--- THE TASK ---
Could you transcribe every record below exactly as written, leaving out any pictures?

Figure dataset records
++++++++++++++++++++

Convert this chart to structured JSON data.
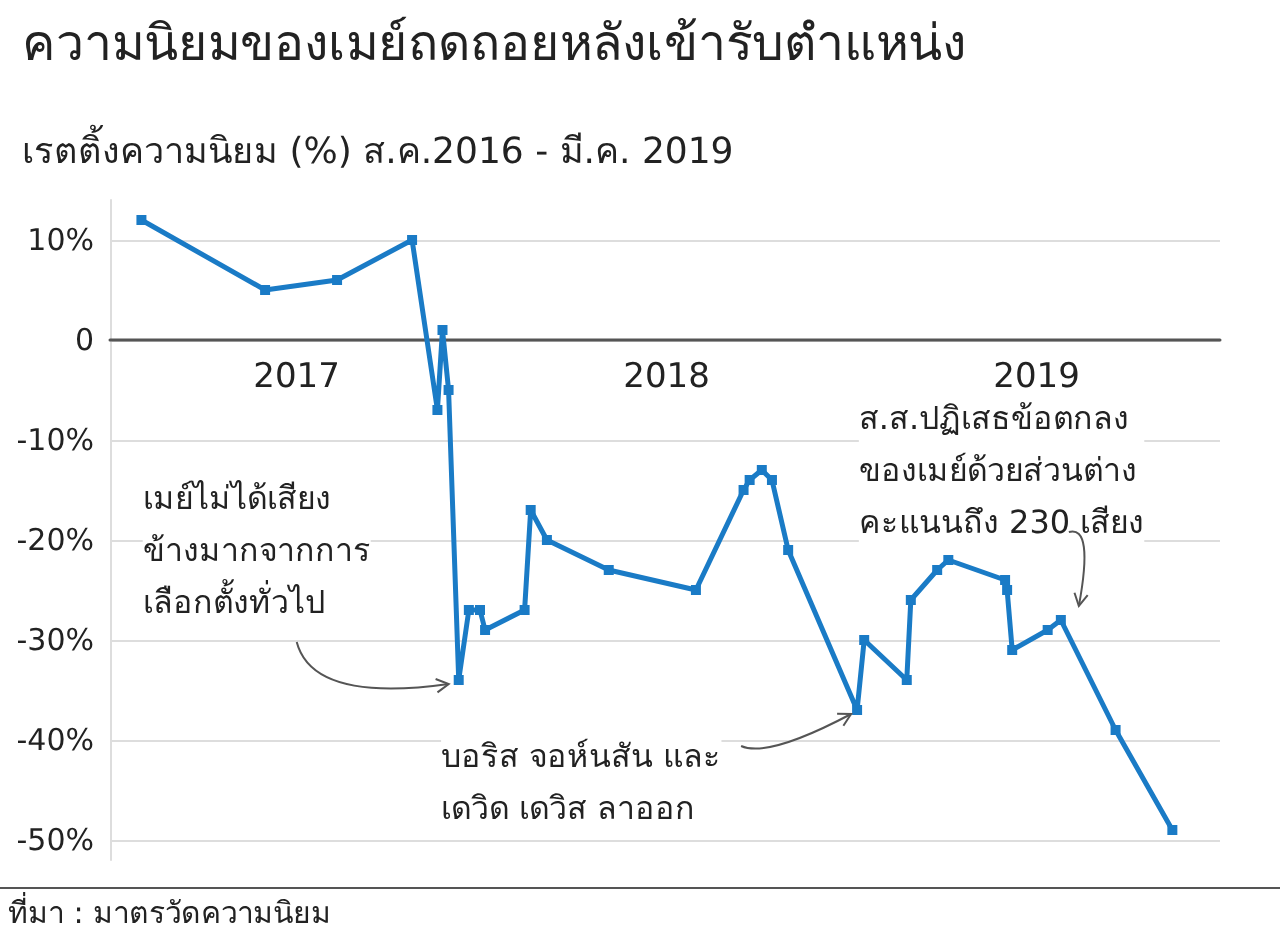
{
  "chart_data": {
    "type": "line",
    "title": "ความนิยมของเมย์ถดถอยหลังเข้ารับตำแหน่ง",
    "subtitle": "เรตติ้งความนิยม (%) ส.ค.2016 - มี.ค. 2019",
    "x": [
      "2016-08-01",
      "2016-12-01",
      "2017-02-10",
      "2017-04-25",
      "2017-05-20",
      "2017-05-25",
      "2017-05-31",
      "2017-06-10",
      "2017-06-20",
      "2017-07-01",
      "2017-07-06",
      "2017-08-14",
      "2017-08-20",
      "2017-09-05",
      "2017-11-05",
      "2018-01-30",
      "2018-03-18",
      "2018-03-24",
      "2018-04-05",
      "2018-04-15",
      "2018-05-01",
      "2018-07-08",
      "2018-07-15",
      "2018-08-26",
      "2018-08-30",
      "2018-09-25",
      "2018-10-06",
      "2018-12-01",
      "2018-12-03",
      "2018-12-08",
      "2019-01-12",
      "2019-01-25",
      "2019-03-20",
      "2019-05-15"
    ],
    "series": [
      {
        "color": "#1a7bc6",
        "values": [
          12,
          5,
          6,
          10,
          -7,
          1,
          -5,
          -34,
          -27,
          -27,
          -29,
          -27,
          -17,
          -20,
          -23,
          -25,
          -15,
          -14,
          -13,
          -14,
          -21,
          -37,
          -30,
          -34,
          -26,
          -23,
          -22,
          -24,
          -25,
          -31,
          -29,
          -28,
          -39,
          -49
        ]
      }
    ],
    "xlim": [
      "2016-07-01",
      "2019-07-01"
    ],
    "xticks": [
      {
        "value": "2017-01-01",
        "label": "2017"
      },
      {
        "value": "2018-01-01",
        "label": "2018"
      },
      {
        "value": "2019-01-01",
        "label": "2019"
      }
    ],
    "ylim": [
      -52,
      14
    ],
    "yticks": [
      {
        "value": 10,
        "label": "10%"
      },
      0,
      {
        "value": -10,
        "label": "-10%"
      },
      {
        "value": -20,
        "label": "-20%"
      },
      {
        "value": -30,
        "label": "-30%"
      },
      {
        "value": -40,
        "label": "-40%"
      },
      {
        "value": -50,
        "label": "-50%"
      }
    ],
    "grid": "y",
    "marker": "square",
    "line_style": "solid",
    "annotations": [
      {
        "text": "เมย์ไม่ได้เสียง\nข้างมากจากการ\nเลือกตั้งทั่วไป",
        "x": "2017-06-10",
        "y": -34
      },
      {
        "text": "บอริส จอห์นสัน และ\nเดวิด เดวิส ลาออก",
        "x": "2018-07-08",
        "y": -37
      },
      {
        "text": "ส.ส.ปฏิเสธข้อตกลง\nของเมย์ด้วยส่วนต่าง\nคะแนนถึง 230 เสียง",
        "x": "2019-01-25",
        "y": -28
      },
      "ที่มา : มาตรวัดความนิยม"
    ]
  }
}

++++++++++++++++++++

--- SOLUTION TO THIS EXERCISE ---
Convert this chart to structured JSON data.
{
  "chart_data": {
    "type": "line",
    "title": "ความนิยมของเมย์ถดถอยหลังเข้ารับตำแหน่ง",
    "subtitle": "เรตติ้งความนิยม (%) ส.ค.2016 - มี.ค. 2019",
    "x": [
      "2016-08-01",
      "2016-12-01",
      "2017-02-10",
      "2017-04-25",
      "2017-05-20",
      "2017-05-25",
      "2017-05-31",
      "2017-06-10",
      "2017-06-20",
      "2017-07-01",
      "2017-07-06",
      "2017-08-14",
      "2017-08-20",
      "2017-09-05",
      "2017-11-05",
      "2018-01-30",
      "2018-03-18",
      "2018-03-24",
      "2018-04-05",
      "2018-04-15",
      "2018-05-01",
      "2018-07-08",
      "2018-07-15",
      "2018-08-26",
      "2018-08-30",
      "2018-09-25",
      "2018-10-06",
      "2018-12-01",
      "2018-12-03",
      "2018-12-08",
      "2019-01-12",
      "2019-01-25",
      "2019-03-20",
      "2019-05-15"
    ],
    "series": [
      {
        "color": "#1a7bc6",
        "values": [
          12,
          5,
          6,
          10,
          -7,
          1,
          -5,
          -34,
          -27,
          -27,
          -29,
          -27,
          -17,
          -20,
          -23,
          -25,
          -15,
          -14,
          -13,
          -14,
          -21,
          -37,
          -30,
          -34,
          -26,
          -23,
          -22,
          -24,
          -25,
          -31,
          -29,
          -28,
          -39,
          -49
        ]
      }
    ],
    "xlim": [
      "2016-07-01",
      "2019-07-01"
    ],
    "xticks": [
      {
        "value": "2017-01-01",
        "label": "2017"
      },
      {
        "value": "2018-01-01",
        "label": "2018"
      },
      {
        "value": "2019-01-01",
        "label": "2019"
      }
    ],
    "ylim": [
      -52,
      14
    ],
    "yticks": [
      {
        "value": 10,
        "label": "10%"
      },
      0,
      {
        "value": -10,
        "label": "-10%"
      },
      {
        "value": -20,
        "label": "-20%"
      },
      {
        "value": -30,
        "label": "-30%"
      },
      {
        "value": -40,
        "label": "-40%"
      },
      {
        "value": -50,
        "label": "-50%"
      }
    ],
    "grid": "y",
    "marker": "square",
    "line_style": "solid",
    "annotations": [
      {
        "text": "เมย์ไม่ได้เสียง\nข้างมากจากการ\nเลือกตั้งทั่วไป",
        "x": "2017-06-10",
        "y": -34
      },
      {
        "text": "บอริส จอห์นสัน และ\nเดวิด เดวิส ลาออก",
        "x": "2018-07-08",
        "y": -37
      },
      {
        "text": "ส.ส.ปฏิเสธข้อตกลง\nของเมย์ด้วยส่วนต่าง\nคะแนนถึง 230 เสียง",
        "x": "2019-01-25",
        "y": -28
      },
      "ที่มา : มาตรวัดความนิยม"
    ]
  }
}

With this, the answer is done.